■ Material for the task ■
——————

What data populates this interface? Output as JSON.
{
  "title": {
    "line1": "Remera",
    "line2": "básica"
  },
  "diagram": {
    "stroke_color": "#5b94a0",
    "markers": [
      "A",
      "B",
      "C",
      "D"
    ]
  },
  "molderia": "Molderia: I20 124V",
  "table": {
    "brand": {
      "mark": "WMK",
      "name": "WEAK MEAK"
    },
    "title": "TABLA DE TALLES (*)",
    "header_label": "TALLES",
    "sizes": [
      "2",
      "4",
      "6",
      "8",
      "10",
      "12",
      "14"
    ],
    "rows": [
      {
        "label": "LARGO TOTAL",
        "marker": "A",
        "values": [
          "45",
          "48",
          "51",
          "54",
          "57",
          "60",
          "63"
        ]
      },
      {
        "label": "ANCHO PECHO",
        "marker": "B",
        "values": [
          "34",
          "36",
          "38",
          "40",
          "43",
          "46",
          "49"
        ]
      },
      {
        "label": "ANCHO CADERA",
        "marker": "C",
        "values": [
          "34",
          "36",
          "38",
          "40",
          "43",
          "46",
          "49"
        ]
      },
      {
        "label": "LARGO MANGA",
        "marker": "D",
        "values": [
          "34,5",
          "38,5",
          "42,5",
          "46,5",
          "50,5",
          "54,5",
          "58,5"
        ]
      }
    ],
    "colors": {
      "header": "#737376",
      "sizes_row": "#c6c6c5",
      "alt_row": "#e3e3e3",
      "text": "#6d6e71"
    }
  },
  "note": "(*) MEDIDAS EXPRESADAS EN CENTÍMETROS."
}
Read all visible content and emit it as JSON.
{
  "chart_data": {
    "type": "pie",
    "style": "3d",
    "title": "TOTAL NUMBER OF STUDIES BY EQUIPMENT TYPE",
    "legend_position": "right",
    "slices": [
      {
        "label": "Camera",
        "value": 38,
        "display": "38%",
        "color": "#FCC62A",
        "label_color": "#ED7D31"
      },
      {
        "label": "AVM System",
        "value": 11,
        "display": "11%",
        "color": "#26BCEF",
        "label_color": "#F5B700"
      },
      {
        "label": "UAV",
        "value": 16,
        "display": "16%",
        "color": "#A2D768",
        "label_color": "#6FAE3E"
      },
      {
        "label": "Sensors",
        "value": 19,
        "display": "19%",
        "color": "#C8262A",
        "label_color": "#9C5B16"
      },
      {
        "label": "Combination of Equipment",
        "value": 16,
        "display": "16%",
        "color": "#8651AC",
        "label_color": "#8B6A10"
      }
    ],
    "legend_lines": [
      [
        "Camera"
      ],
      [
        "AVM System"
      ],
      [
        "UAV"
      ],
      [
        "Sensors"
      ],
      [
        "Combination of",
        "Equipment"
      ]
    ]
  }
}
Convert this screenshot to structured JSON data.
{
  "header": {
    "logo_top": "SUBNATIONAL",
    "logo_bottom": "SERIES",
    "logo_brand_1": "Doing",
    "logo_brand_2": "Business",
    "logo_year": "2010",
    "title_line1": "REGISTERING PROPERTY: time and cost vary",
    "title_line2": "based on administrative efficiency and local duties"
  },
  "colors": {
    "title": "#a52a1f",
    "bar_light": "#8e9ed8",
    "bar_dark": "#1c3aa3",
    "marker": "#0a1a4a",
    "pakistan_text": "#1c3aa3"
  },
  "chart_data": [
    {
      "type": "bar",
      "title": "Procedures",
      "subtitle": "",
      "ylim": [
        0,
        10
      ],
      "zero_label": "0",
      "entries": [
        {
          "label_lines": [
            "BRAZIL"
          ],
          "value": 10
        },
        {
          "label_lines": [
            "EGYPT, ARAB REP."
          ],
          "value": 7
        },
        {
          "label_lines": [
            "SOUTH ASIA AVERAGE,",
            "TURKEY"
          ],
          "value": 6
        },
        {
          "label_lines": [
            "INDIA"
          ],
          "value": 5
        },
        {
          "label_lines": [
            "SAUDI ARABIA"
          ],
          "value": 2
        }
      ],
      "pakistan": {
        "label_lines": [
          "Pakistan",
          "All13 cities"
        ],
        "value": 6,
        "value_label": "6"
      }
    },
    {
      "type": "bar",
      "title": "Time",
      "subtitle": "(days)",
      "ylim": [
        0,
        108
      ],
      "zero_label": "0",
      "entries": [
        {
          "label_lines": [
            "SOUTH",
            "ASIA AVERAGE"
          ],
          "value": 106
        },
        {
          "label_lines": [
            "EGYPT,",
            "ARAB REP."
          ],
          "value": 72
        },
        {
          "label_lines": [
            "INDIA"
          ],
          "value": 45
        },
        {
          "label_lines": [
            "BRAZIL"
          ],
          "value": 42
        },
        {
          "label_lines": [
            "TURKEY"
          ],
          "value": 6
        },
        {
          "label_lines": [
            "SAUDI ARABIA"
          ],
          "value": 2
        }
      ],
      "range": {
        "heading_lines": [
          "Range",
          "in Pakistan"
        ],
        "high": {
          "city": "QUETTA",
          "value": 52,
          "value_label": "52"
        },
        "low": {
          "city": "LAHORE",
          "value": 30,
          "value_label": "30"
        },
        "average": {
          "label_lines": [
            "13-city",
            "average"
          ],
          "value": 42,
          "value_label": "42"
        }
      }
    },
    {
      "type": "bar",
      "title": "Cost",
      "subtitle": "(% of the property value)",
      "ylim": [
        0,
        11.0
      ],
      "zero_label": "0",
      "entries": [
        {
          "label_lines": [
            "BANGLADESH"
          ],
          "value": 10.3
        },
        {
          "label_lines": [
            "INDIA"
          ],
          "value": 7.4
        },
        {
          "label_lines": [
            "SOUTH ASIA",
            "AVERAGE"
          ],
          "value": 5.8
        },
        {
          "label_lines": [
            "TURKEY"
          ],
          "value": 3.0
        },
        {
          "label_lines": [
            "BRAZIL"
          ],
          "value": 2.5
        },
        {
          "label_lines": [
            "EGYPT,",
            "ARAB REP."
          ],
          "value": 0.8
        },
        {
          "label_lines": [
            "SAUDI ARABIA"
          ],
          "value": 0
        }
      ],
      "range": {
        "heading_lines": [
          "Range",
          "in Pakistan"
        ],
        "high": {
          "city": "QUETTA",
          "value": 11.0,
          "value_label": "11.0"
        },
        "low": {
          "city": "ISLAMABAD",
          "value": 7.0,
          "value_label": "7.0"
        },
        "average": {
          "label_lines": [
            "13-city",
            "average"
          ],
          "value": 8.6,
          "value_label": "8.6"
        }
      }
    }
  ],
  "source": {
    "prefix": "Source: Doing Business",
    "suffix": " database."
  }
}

——————

■ Aim of the task ■
Repeat the records above in full, character for character.

■ The answer ■
What data populates this interface? Output as JSON.
{
  "title": {
    "line1": "Remera",
    "line2": "básica"
  },
  "diagram": {
    "stroke_color": "#5b94a0",
    "markers": [
      "A",
      "B",
      "C",
      "D"
    ]
  },
  "molderia": "Molderia: I20 124V",
  "table": {
    "brand": {
      "mark": "WMK",
      "name": "WEAK MEAK"
    },
    "title": "TABLA DE TALLES (*)",
    "header_label": "TALLES",
    "sizes": [
      "2",
      "4",
      "6",
      "8",
      "10",
      "12",
      "14"
    ],
    "rows": [
      {
        "label": "LARGO TOTAL",
        "marker": "A",
        "values": [
          "45",
          "48",
          "51",
          "54",
          "57",
          "60",
          "63"
        ]
      },
      {
        "label": "ANCHO PECHO",
        "marker": "B",
        "values": [
          "34",
          "36",
          "38",
          "40",
          "43",
          "46",
          "49"
        ]
      },
      {
        "label": "ANCHO CADERA",
        "marker": "C",
        "values": [
          "34",
          "36",
          "38",
          "40",
          "43",
          "46",
          "49"
        ]
      },
      {
        "label": "LARGO MANGA",
        "marker": "D",
        "values": [
          "34,5",
          "38,5",
          "42,5",
          "46,5",
          "50,5",
          "54,5",
          "58,5"
        ]
      }
    ],
    "colors": {
      "header": "#737376",
      "sizes_row": "#c6c6c5",
      "alt_row": "#e3e3e3",
      "text": "#6d6e71"
    }
  },
  "note": "(*) MEDIDAS EXPRESADAS EN CENTÍMETROS."
}
Read all visible content and emit it as JSON.
{
  "chart_data": {
    "type": "pie",
    "style": "3d",
    "title": "TOTAL NUMBER OF STUDIES BY EQUIPMENT TYPE",
    "legend_position": "right",
    "slices": [
      {
        "label": "Camera",
        "value": 38,
        "display": "38%",
        "color": "#FCC62A",
        "label_color": "#ED7D31"
      },
      {
        "label": "AVM System",
        "value": 11,
        "display": "11%",
        "color": "#26BCEF",
        "label_color": "#F5B700"
      },
      {
        "label": "UAV",
        "value": 16,
        "display": "16%",
        "color": "#A2D768",
        "label_color": "#6FAE3E"
      },
      {
        "label": "Sensors",
        "value": 19,
        "display": "19%",
        "color": "#C8262A",
        "label_color": "#9C5B16"
      },
      {
        "label": "Combination of Equipment",
        "value": 16,
        "display": "16%",
        "color": "#8651AC",
        "label_color": "#8B6A10"
      }
    ],
    "legend_lines": [
      [
        "Camera"
      ],
      [
        "AVM System"
      ],
      [
        "UAV"
      ],
      [
        "Sensors"
      ],
      [
        "Combination of",
        "Equipment"
      ]
    ]
  }
}
Convert this screenshot to structured JSON data.
{
  "header": {
    "logo_top": "SUBNATIONAL",
    "logo_bottom": "SERIES",
    "logo_brand_1": "Doing",
    "logo_brand_2": "Business",
    "logo_year": "2010",
    "title_line1": "REGISTERING PROPERTY: time and cost vary",
    "title_line2": "based on administrative efficiency and local duties"
  },
  "colors": {
    "title": "#a52a1f",
    "bar_light": "#8e9ed8",
    "bar_dark": "#1c3aa3",
    "marker": "#0a1a4a",
    "pakistan_text": "#1c3aa3"
  },
  "chart_data": [
    {
      "type": "bar",
      "title": "Procedures",
      "subtitle": "",
      "ylim": [
        0,
        10
      ],
      "zero_label": "0",
      "entries": [
        {
          "label_lines": [
            "BRAZIL"
          ],
          "value": 10
        },
        {
          "label_lines": [
            "EGYPT, ARAB REP."
          ],
          "value": 7
        },
        {
          "label_lines": [
            "SOUTH ASIA AVERAGE,",
            "TURKEY"
          ],
          "value": 6
        },
        {
          "label_lines": [
            "INDIA"
          ],
          "value": 5
        },
        {
          "label_lines": [
            "SAUDI ARABIA"
          ],
          "value": 2
        }
      ],
      "pakistan": {
        "label_lines": [
          "Pakistan",
          "All13 cities"
        ],
        "value": 6,
        "value_label": "6"
      }
    },
    {
      "type": "bar",
      "title": "Time",
      "subtitle": "(days)",
      "ylim": [
        0,
        108
      ],
      "zero_label": "0",
      "entries": [
        {
          "label_lines": [
            "SOUTH",
            "ASIA AVERAGE"
          ],
          "value": 106
        },
        {
          "label_lines": [
            "EGYPT,",
            "ARAB REP."
          ],
          "value": 72
        },
        {
          "label_lines": [
            "INDIA"
          ],
          "value": 45
        },
        {
          "label_lines": [
            "BRAZIL"
          ],
          "value": 42
        },
        {
          "label_lines": [
            "TURKEY"
          ],
          "value": 6
        },
        {
          "label_lines": [
            "SAUDI ARABIA"
          ],
          "value": 2
        }
      ],
      "range": {
        "heading_lines": [
          "Range",
          "in Pakistan"
        ],
        "high": {
          "city": "QUETTA",
          "value": 52,
          "value_label": "52"
        },
        "low": {
          "city": "LAHORE",
          "value": 30,
          "value_label": "30"
        },
        "average": {
          "label_lines": [
            "13-city",
            "average"
          ],
          "value": 42,
          "value_label": "42"
        }
      }
    },
    {
      "type": "bar",
      "title": "Cost",
      "subtitle": "(% of the property value)",
      "ylim": [
        0,
        11.0
      ],
      "zero_label": "0",
      "entries": [
        {
          "label_lines": [
            "BANGLADESH"
          ],
          "value": 10.3
        },
        {
          "label_lines": [
            "INDIA"
          ],
          "value": 7.4
        },
        {
          "label_lines": [
            "SOUTH ASIA",
            "AVERAGE"
          ],
          "value": 5.8
        },
        {
          "label_lines": [
            "TURKEY"
          ],
          "value": 3.0
        },
        {
          "label_lines": [
            "BRAZIL"
          ],
          "value": 2.5
        },
        {
          "label_lines": [
            "EGYPT,",
            "ARAB REP."
          ],
          "value": 0.8
        },
        {
          "label_lines": [
            "SAUDI ARABIA"
          ],
          "value": 0
        }
      ],
      "range": {
        "heading_lines": [
          "Range",
          "in Pakistan"
        ],
        "high": {
          "city": "QUETTA",
          "value": 11.0,
          "value_label": "11.0"
        },
        "low": {
          "city": "ISLAMABAD",
          "value": 7.0,
          "value_label": "7.0"
        },
        "average": {
          "label_lines": [
            "13-city",
            "average"
          ],
          "value": 8.6,
          "value_label": "8.6"
        }
      }
    }
  ],
  "source": {
    "prefix": "Source: Doing Business",
    "suffix": " database."
  }
}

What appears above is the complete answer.